### [Your objective]
Write the data out again, exactly as given.

### [Source data]

** begin **

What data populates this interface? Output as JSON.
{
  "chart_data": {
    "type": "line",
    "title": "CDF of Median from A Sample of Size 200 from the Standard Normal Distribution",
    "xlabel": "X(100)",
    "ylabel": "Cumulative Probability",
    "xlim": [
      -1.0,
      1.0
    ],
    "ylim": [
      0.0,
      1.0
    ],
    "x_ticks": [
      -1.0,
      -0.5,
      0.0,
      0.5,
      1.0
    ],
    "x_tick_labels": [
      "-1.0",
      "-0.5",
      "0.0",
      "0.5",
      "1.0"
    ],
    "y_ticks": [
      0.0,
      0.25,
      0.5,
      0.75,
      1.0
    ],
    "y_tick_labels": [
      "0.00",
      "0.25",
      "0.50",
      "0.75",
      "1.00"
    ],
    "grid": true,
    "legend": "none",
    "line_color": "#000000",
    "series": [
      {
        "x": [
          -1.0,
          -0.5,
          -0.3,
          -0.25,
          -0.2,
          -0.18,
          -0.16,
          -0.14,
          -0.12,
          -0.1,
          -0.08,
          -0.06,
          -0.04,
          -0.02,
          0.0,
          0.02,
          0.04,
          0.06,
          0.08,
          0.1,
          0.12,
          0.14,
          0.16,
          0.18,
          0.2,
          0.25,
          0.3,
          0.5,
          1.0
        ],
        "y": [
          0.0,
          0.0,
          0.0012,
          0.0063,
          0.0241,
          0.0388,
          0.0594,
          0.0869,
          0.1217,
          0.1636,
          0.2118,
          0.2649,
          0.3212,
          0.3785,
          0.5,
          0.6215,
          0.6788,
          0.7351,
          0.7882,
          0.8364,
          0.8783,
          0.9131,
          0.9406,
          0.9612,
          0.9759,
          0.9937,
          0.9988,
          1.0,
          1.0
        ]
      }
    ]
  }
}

** end **

### [Exercise result]
What data populates this interface? Output as JSON.
{
  "chart_data": {
    "type": "line",
    "title": "CDF of Median from A Sample of Size 200 from the Standard Normal Distribution",
    "xlabel": "X(100)",
    "ylabel": "Cumulative Probability",
    "xlim": [
      -1.0,
      1.0
    ],
    "ylim": [
      0.0,
      1.0
    ],
    "x_ticks": [
      -1.0,
      -0.5,
      0.0,
      0.5,
      1.0
    ],
    "x_tick_labels": [
      "-1.0",
      "-0.5",
      "0.0",
      "0.5",
      "1.0"
    ],
    "y_ticks": [
      0.0,
      0.25,
      0.5,
      0.75,
      1.0
    ],
    "y_tick_labels": [
      "0.00",
      "0.25",
      "0.50",
      "0.75",
      "1.00"
    ],
    "grid": true,
    "legend": "none",
    "line_color": "#000000",
    "series": [
      {
        "x": [
          -1.0,
          -0.5,
          -0.3,
          -0.25,
          -0.2,
          -0.18,
          -0.16,
          -0.14,
          -0.12,
          -0.1,
          -0.08,
          -0.06,
          -0.04,
          -0.02,
          0.0,
          0.02,
          0.04,
          0.06,
          0.08,
          0.1,
          0.12,
          0.14,
          0.16,
          0.18,
          0.2,
          0.25,
          0.3,
          0.5,
          1.0
        ],
        "y": [
          0.0,
          0.0,
          0.0012,
          0.0063,
          0.0241,
          0.0388,
          0.0594,
          0.0869,
          0.1217,
          0.1636,
          0.2118,
          0.2649,
          0.3212,
          0.3785,
          0.5,
          0.6215,
          0.6788,
          0.7351,
          0.7882,
          0.8364,
          0.8783,
          0.9131,
          0.9406,
          0.9612,
          0.9759,
          0.9937,
          0.9988,
          1.0,
          1.0
        ]
      }
    ]
  }
}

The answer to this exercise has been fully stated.